* _Set problem_:
Reproduce the records below in full and exactly, without their images.

* _Provided entries_:

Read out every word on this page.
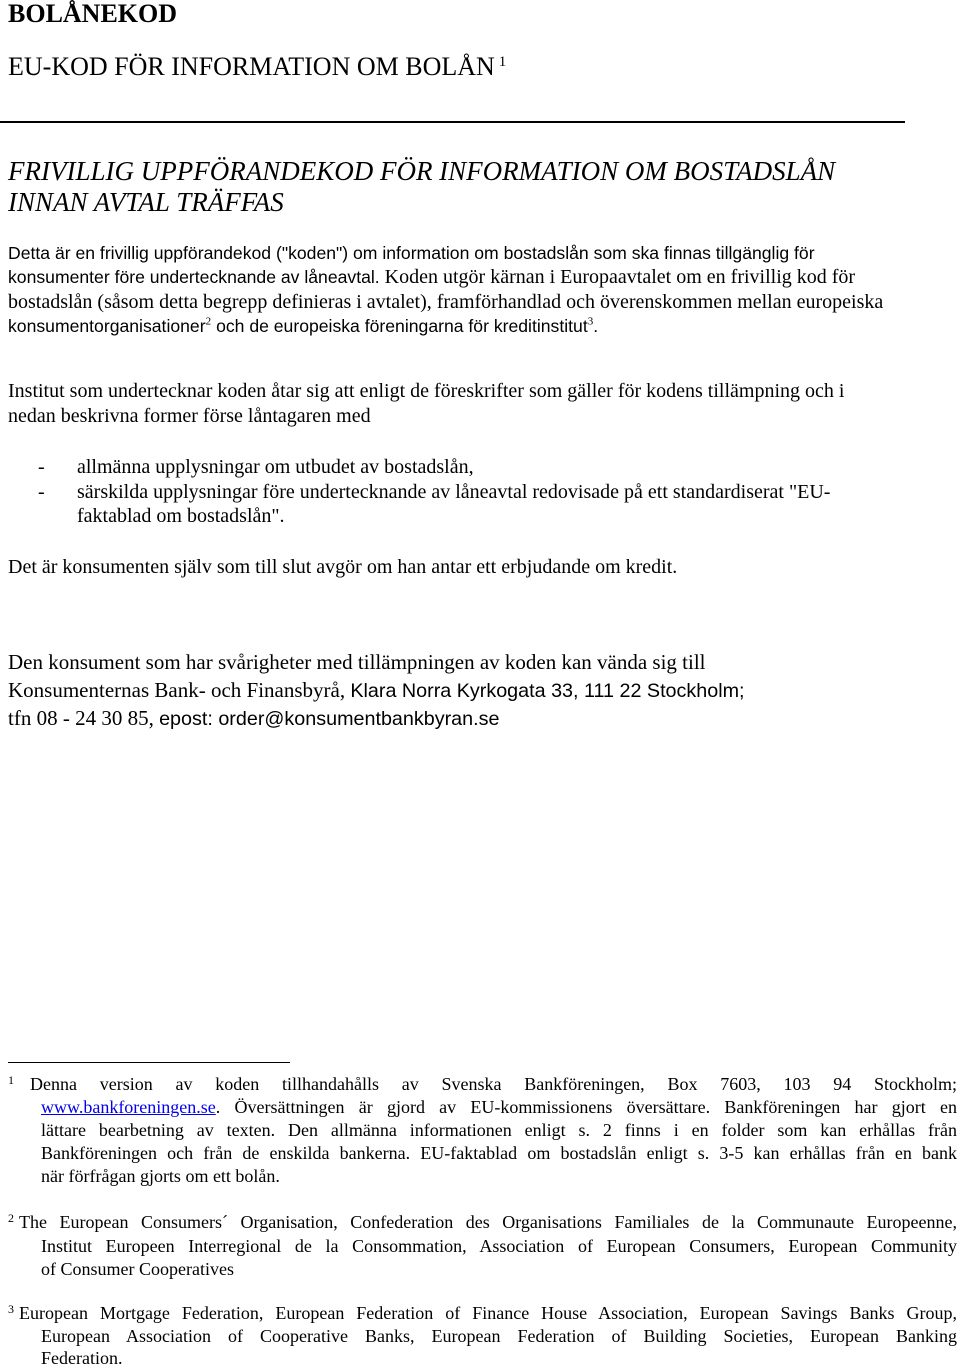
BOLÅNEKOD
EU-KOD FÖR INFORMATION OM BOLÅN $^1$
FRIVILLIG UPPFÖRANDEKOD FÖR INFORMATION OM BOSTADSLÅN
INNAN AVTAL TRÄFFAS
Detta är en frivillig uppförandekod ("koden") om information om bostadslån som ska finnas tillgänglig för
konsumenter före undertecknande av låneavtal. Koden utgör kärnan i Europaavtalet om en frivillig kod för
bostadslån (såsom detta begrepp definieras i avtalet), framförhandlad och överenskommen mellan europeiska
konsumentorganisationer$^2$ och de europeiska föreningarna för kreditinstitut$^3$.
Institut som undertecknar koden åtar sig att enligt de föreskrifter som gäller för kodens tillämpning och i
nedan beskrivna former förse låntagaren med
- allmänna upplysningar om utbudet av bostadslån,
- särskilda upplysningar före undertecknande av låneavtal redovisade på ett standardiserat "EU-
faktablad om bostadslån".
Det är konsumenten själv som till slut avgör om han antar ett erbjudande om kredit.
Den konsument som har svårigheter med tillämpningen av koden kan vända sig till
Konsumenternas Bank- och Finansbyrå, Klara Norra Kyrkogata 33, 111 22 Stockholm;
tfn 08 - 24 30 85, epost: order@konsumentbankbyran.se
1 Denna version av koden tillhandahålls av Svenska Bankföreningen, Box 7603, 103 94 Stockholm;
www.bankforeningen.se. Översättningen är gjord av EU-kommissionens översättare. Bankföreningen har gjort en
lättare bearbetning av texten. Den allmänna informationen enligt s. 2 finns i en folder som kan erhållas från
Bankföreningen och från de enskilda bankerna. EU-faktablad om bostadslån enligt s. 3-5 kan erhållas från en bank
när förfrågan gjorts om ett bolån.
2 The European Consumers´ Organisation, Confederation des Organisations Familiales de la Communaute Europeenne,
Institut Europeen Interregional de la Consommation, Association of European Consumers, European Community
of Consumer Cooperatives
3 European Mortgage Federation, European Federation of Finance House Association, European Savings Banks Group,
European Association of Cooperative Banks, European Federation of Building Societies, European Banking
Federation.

* _Output below_:
Read out every word on this page.
BOLÅNEKOD
EU-KOD FÖR INFORMATION OM BOLÅN $^1$
FRIVILLIG UPPFÖRANDEKOD FÖR INFORMATION OM BOSTADSLÅN
INNAN AVTAL TRÄFFAS
Detta är en frivillig uppförandekod ("koden") om information om bostadslån som ska finnas tillgänglig för
konsumenter före undertecknande av låneavtal. Koden utgör kärnan i Europaavtalet om en frivillig kod för
bostadslån (såsom detta begrepp definieras i avtalet), framförhandlad och överenskommen mellan europeiska
konsumentorganisationer$^2$ och de europeiska föreningarna för kreditinstitut$^3$.
Institut som undertecknar koden åtar sig att enligt de föreskrifter som gäller för kodens tillämpning och i
nedan beskrivna former förse låntagaren med
- allmänna upplysningar om utbudet av bostadslån,
- särskilda upplysningar före undertecknande av låneavtal redovisade på ett standardiserat "EU-
faktablad om bostadslån".
Det är konsumenten själv som till slut avgör om han antar ett erbjudande om kredit.
Den konsument som har svårigheter med tillämpningen av koden kan vända sig till
Konsumenternas Bank- och Finansbyrå, Klara Norra Kyrkogata 33, 111 22 Stockholm;
tfn 08 - 24 30 85, epost: order@konsumentbankbyran.se
1 Denna version av koden tillhandahålls av Svenska Bankföreningen, Box 7603, 103 94 Stockholm;
www.bankforeningen.se. Översättningen är gjord av EU-kommissionens översättare. Bankföreningen har gjort en
lättare bearbetning av texten. Den allmänna informationen enligt s. 2 finns i en folder som kan erhållas från
Bankföreningen och från de enskilda bankerna. EU-faktablad om bostadslån enligt s. 3-5 kan erhållas från en bank
när förfrågan gjorts om ett bolån.
2 The European Consumers´ Organisation, Confederation des Organisations Familiales de la Communaute Europeenne,
Institut Europeen Interregional de la Consommation, Association of European Consumers, European Community
of Consumer Cooperatives
3 European Mortgage Federation, European Federation of Finance House Association, European Savings Banks Group,
European Association of Cooperative Banks, European Federation of Building Societies, European Banking
Federation.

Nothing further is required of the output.